Your task: Type out the data exactly as given. Skip any image.

Records to process:
******************************

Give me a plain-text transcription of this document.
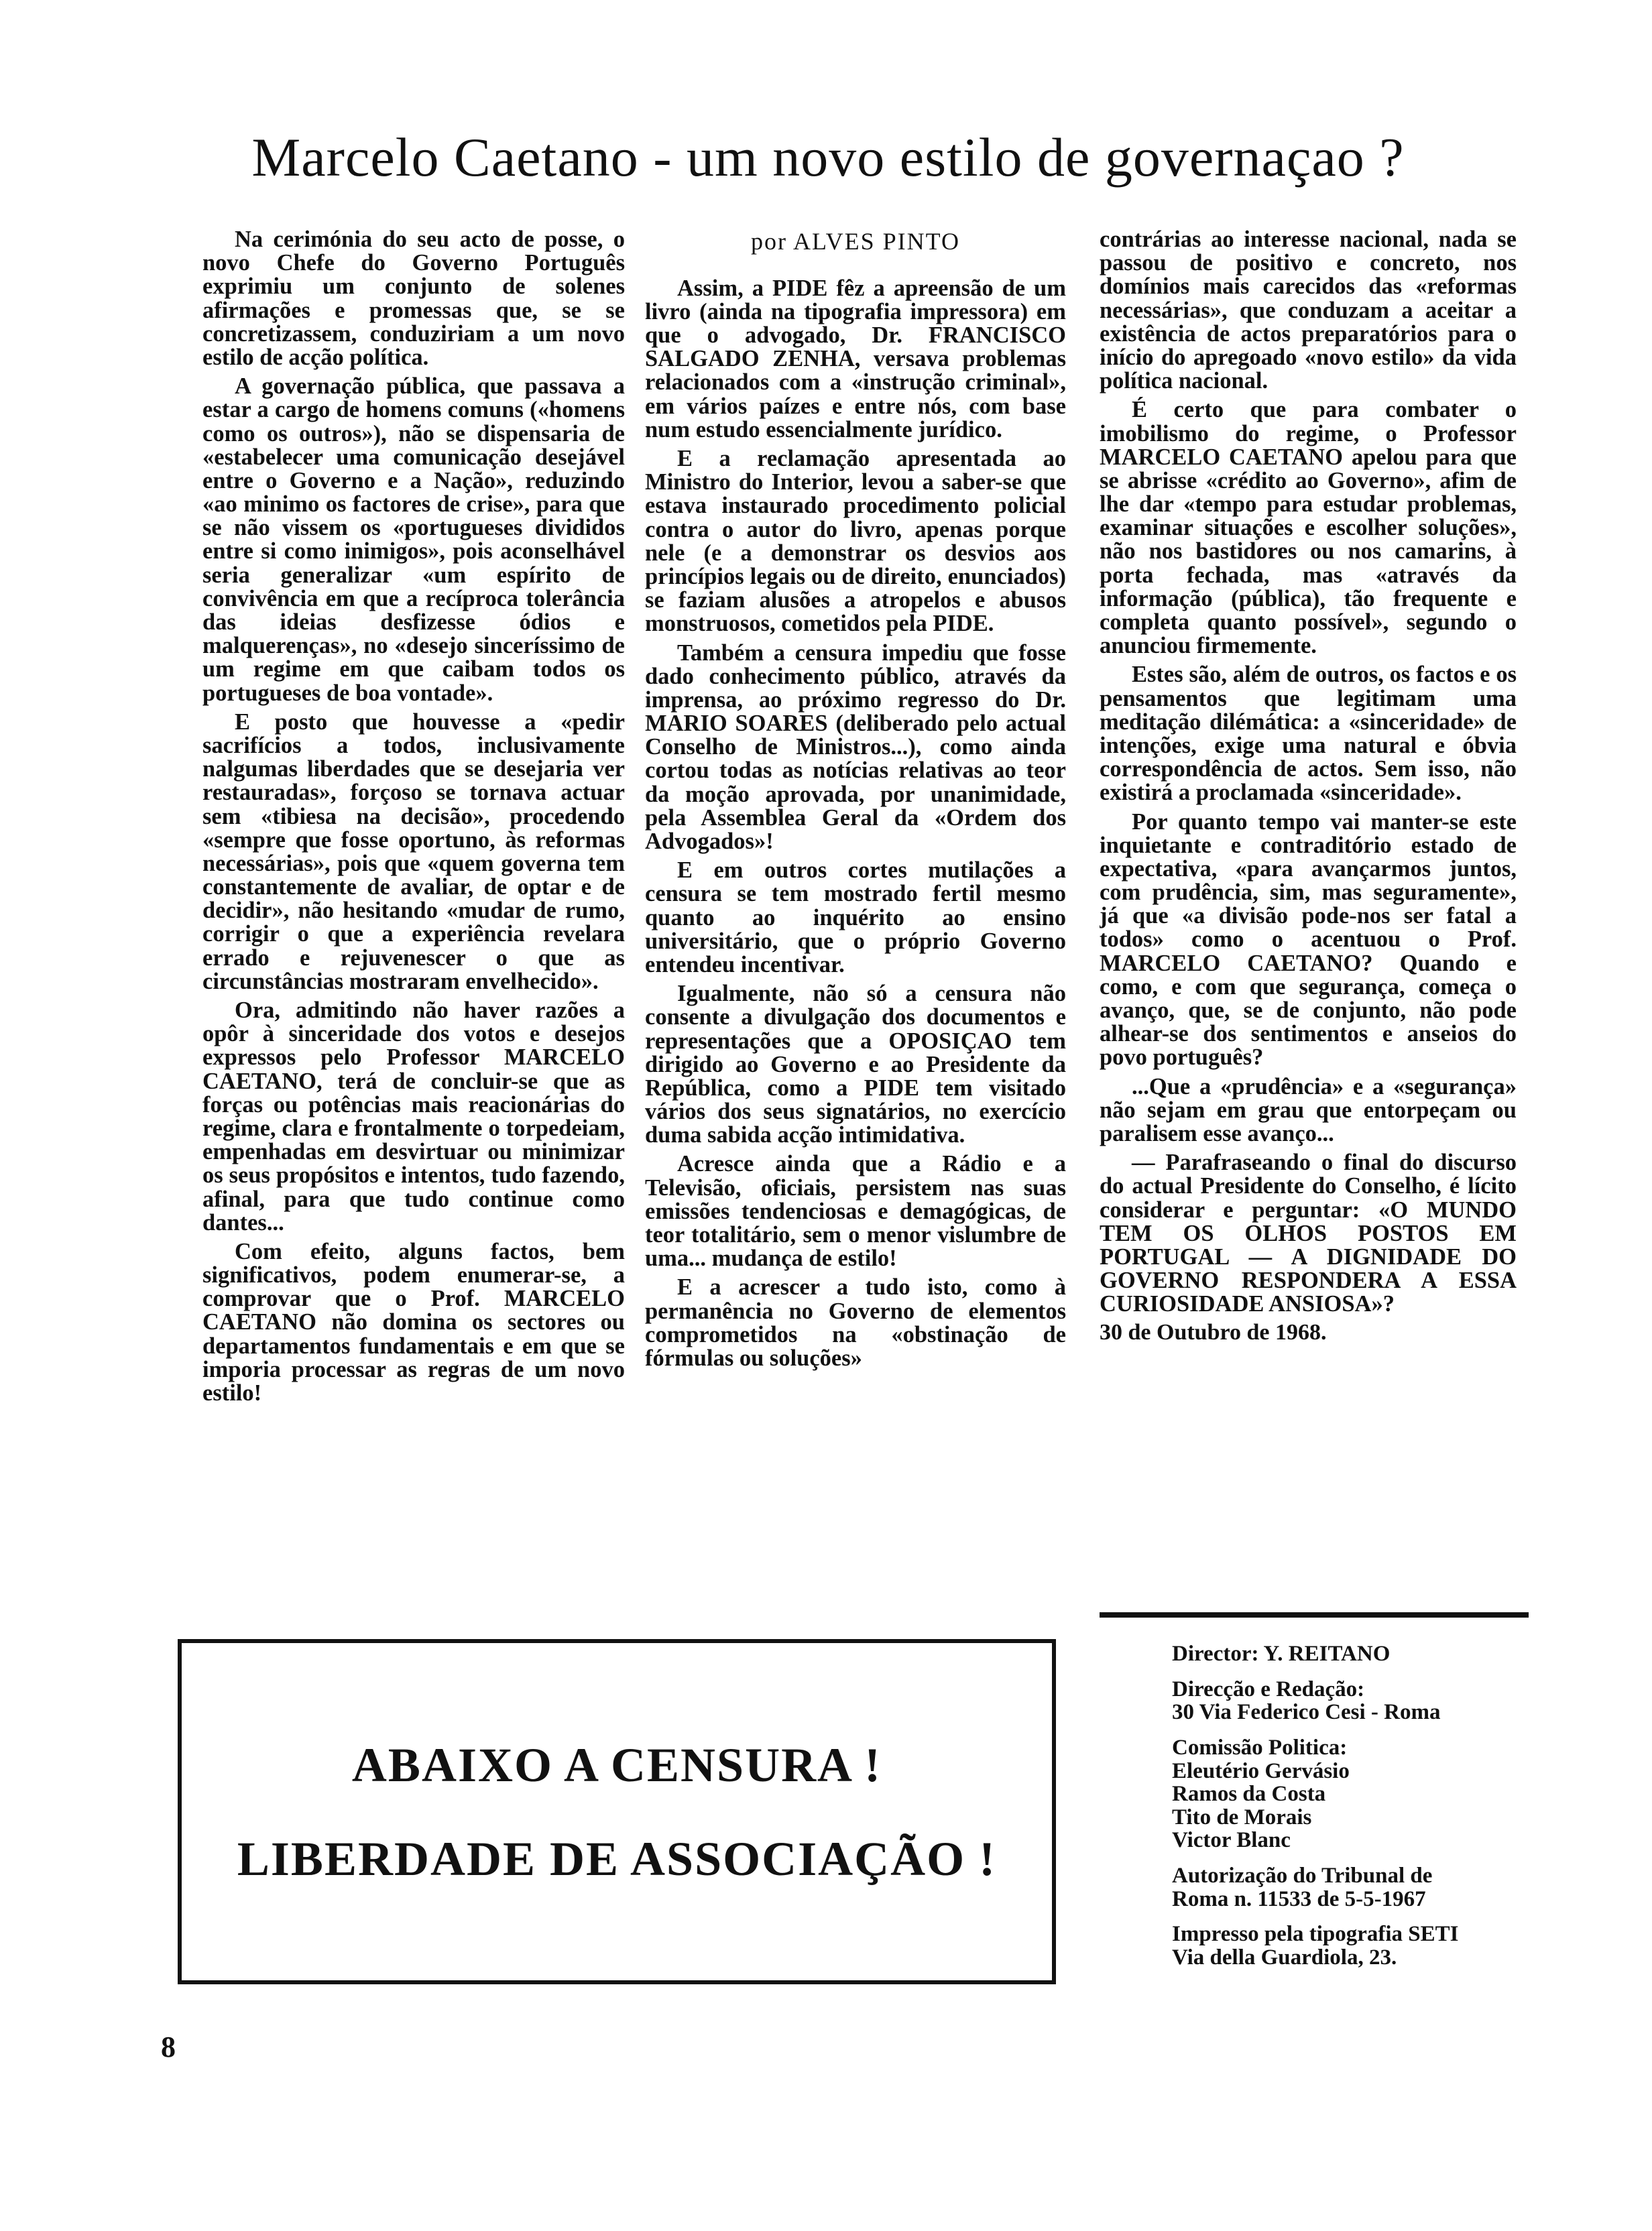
Marcelo Caetano - um novo estilo de governaçao ?

Na cerimónia do seu acto de posse, o novo Chefe do Governo Português exprimiu um conjunto de solenes afirmações e promessas que, se se concretizassem, conduziriam a um novo estilo de acção política.

A governação pública, que passava a estar a cargo de homens comuns («homens como os outros»), não se dispensaria de «estabelecer uma comunicação desejável entre o Governo e a Nação», reduzindo «ao minimo os factores de crise», para que se não vissem os «portugueses divididos entre si como inimigos», pois aconselhável seria generalizar «um espírito de convivência em que a recíproca tolerância das ideias desfizesse ódios e malquerenças», no «desejo sinceríssimo de um regime em que caibam todos os portugueses de boa vontade».

E posto que houvesse a «pedir sacrifícios a todos, inclusivamente nalgumas liberdades que se desejaria ver restauradas», forçoso se tornava actuar sem «tibiesa na decisão», procedendo «sempre que fosse oportuno, às reformas necessárias», pois que «quem governa tem constantemente de avaliar, de optar e de decidir», não hesitando «mudar de rumo, corrigir o que a experiência revelara errado e rejuvenescer o que as circunstâncias mostraram envelhecido».

Ora, admitindo não haver razões a opôr à sinceridade dos votos e desejos expressos pelo Professor MARCELO CAETANO, terá de concluir-se que as forças ou potências mais reacionárias do regime, clara e frontalmente o torpedeiam, empenhadas em desvirtuar ou minimizar os seus propósitos e intentos, tudo fazendo, afinal, para que tudo continue como dantes...

Com efeito, alguns factos, bem significativos, podem enumerar-se, a comprovar que o Prof. MARCELO CAETANO não domina os sectores ou departamentos fundamentais e em que se imporia processar as regras de um novo estilo!

por ALVES PINTO

Assim, a PIDE fêz a apreensão de um livro (ainda na tipografia impressora) em que o advogado, Dr. FRANCISCO SALGADO ZENHA, versava problemas relacionados com a «instrução criminal», em vários paízes e entre nós, com base num estudo essencialmente jurídico.

E a reclamação apresentada ao Ministro do Interior, levou a saber-se que estava instaurado procedimento policial contra o autor do livro, apenas porque nele (e a demonstrar os desvios aos princípios legais ou de direito, enunciados) se faziam alusões a atropelos e abusos monstruosos, cometidos pela PIDE.

Também a censura impediu que fosse dado conhecimento público, através da imprensa, ao próximo regresso do Dr. MARIO SOARES (deliberado pelo actual Conselho de Ministros...), como ainda cortou todas as notícias relativas ao teor da moção aprovada, por unanimidade, pela Assemblea Geral da «Ordem dos Advogados»!

E em outros cortes mutilações a censura se tem mostrado fertil mesmo quanto ao inquérito ao ensino universitário, que o próprio Governo entendeu incentivar.

Igualmente, não só a censura não consente a divulgação dos documentos e representações que a OPOSIÇAO tem dirigido ao Governo e ao Presidente da República, como a PIDE tem visitado vários dos seus signatários, no exercício duma sabida acção intimidativa.

Acresce ainda que a Rádio e a Televisão, oficiais, persistem nas suas emissões tendenciosas e demagógicas, de teor totalitário, sem o menor vislumbre de uma... mudança de estilo!

E a acrescer a tudo isto, como à permanência no Governo de elementos comprometidos na «obstinação de fórmulas ou soluções»

contrárias ao interesse nacional, nada se passou de positivo e concreto, nos domínios mais carecidos das «reformas necessárias», que conduzam a aceitar a existência de actos preparatórios para o início do apregoado «novo estilo» da vida política nacional.

É certo que para combater o imobilismo do regime, o Professor MARCELO CAETANO apelou para que se abrisse «crédito ao Governo», afim de lhe dar «tempo para estudar problemas, examinar situações e escolher soluções», não nos bastidores ou nos camarins, à porta fechada, mas «através da informação (pública), tão frequente e completa quanto possível», segundo o anunciou firmemente.

Estes são, além de outros, os factos e os pensamentos que legitimam uma meditação dilémática: a «sinceridade» de intenções, exige uma natural e óbvia correspondência de actos. Sem isso, não existirá a proclamada «sinceridade».

Por quanto tempo vai manter-se este inquietante e contraditório estado de expectativa, «para avançarmos juntos, com prudência, sim, mas seguramente», já que «a divisão pode-nos ser fatal a todos» como o acentuou o Prof. MARCELO CAETANO? Quando e como, e com que segurança, começa o avanço, que, se de conjunto, não pode alhear-se dos sentimentos e anseios do povo português?

...Que a «prudência» e a «segurança» não sejam em grau que entorpeçam ou paralisem esse avanço...

— Parafraseando o final do discurso do actual Presidente do Conselho, é lícito considerar e perguntar: «O MUNDO TEM OS OLHOS POSTOS EM PORTUGAL — A DIGNIDADE DO GOVERNO RESPONDERA A ESSA CURIOSIDADE ANSIOSA»?

30 de Outubro de 1968.

ABAIXO A CENSURA !
LIBERDADE DE ASSOCIAÇÃO !
Director: Y. REITANO
Direcção e Redação:
30 Via Federico Cesi - Roma
Comissão Politica:
Eleutério Gervásio
Ramos da Costa
Tito de Morais
Victor Blanc
Autorização do Tribunal de
Roma n. 11533 de 5-5-1967
Impresso pela tipografia SETI
Via della Guardiola, 23.
8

******************************

Output of the task:
Give me a plain-text transcription of this document.
Marcelo Caetano - um novo estilo de governaçao ?

Na cerimónia do seu acto de posse, o novo Chefe do Governo Português exprimiu um conjunto de solenes afirmações e promessas que, se se concretizassem, conduziriam a um novo estilo de acção política.

A governação pública, que passava a estar a cargo de homens comuns («homens como os outros»), não se dispensaria de «estabelecer uma comunicação desejável entre o Governo e a Nação», reduzindo «ao minimo os factores de crise», para que se não vissem os «portugueses divididos entre si como inimigos», pois aconselhável seria generalizar «um espírito de convivência em que a recíproca tolerância das ideias desfizesse ódios e malquerenças», no «desejo sinceríssimo de um regime em que caibam todos os portugueses de boa vontade».

E posto que houvesse a «pedir sacrifícios a todos, inclusivamente nalgumas liberdades que se desejaria ver restauradas», forçoso se tornava actuar sem «tibiesa na decisão», procedendo «sempre que fosse oportuno, às reformas necessárias», pois que «quem governa tem constantemente de avaliar, de optar e de decidir», não hesitando «mudar de rumo, corrigir o que a experiência revelara errado e rejuvenescer o que as circunstâncias mostraram envelhecido».

Ora, admitindo não haver razões a opôr à sinceridade dos votos e desejos expressos pelo Professor MARCELO CAETANO, terá de concluir-se que as forças ou potências mais reacionárias do regime, clara e frontalmente o torpedeiam, empenhadas em desvirtuar ou minimizar os seus propósitos e intentos, tudo fazendo, afinal, para que tudo continue como dantes...

Com efeito, alguns factos, bem significativos, podem enumerar-se, a comprovar que o Prof. MARCELO CAETANO não domina os sectores ou departamentos fundamentais e em que se imporia processar as regras de um novo estilo!

por ALVES PINTO

Assim, a PIDE fêz a apreensão de um livro (ainda na tipografia impressora) em que o advogado, Dr. FRANCISCO SALGADO ZENHA, versava problemas relacionados com a «instrução criminal», em vários paízes e entre nós, com base num estudo essencialmente jurídico.

E a reclamação apresentada ao Ministro do Interior, levou a saber-se que estava instaurado procedimento policial contra o autor do livro, apenas porque nele (e a demonstrar os desvios aos princípios legais ou de direito, enunciados) se faziam alusões a atropelos e abusos monstruosos, cometidos pela PIDE.

Também a censura impediu que fosse dado conhecimento público, através da imprensa, ao próximo regresso do Dr. MARIO SOARES (deliberado pelo actual Conselho de Ministros...), como ainda cortou todas as notícias relativas ao teor da moção aprovada, por unanimidade, pela Assemblea Geral da «Ordem dos Advogados»!

E em outros cortes mutilações a censura se tem mostrado fertil mesmo quanto ao inquérito ao ensino universitário, que o próprio Governo entendeu incentivar.

Igualmente, não só a censura não consente a divulgação dos documentos e representações que a OPOSIÇAO tem dirigido ao Governo e ao Presidente da República, como a PIDE tem visitado vários dos seus signatários, no exercício duma sabida acção intimidativa.

Acresce ainda que a Rádio e a Televisão, oficiais, persistem nas suas emissões tendenciosas e demagógicas, de teor totalitário, sem o menor vislumbre de uma... mudança de estilo!

E a acrescer a tudo isto, como à permanência no Governo de elementos comprometidos na «obstinação de fórmulas ou soluções»

contrárias ao interesse nacional, nada se passou de positivo e concreto, nos domínios mais carecidos das «reformas necessárias», que conduzam a aceitar a existência de actos preparatórios para o início do apregoado «novo estilo» da vida política nacional.

É certo que para combater o imobilismo do regime, o Professor MARCELO CAETANO apelou para que se abrisse «crédito ao Governo», afim de lhe dar «tempo para estudar problemas, examinar situações e escolher soluções», não nos bastidores ou nos camarins, à porta fechada, mas «através da informação (pública), tão frequente e completa quanto possível», segundo o anunciou firmemente.

Estes são, além de outros, os factos e os pensamentos que legitimam uma meditação dilémática: a «sinceridade» de intenções, exige uma natural e óbvia correspondência de actos. Sem isso, não existirá a proclamada «sinceridade».

Por quanto tempo vai manter-se este inquietante e contraditório estado de expectativa, «para avançarmos juntos, com prudência, sim, mas seguramente», já que «a divisão pode-nos ser fatal a todos» como o acentuou o Prof. MARCELO CAETANO? Quando e como, e com que segurança, começa o avanço, que, se de conjunto, não pode alhear-se dos sentimentos e anseios do povo português?

...Que a «prudência» e a «segurança» não sejam em grau que entorpeçam ou paralisem esse avanço...

— Parafraseando o final do discurso do actual Presidente do Conselho, é lícito considerar e perguntar: «O MUNDO TEM OS OLHOS POSTOS EM PORTUGAL — A DIGNIDADE DO GOVERNO RESPONDERA A ESSA CURIOSIDADE ANSIOSA»?

30 de Outubro de 1968.

ABAIXO A CENSURA !
LIBERDADE DE ASSOCIAÇÃO !
Director: Y. REITANO
Direcção e Redação:
30 Via Federico Cesi - Roma
Comissão Politica:
Eleutério Gervásio
Ramos da Costa
Tito de Morais
Victor Blanc
Autorização do Tribunal de
Roma n. 11533 de 5-5-1967
Impresso pela tipografia SETI
Via della Guardiola, 23.
8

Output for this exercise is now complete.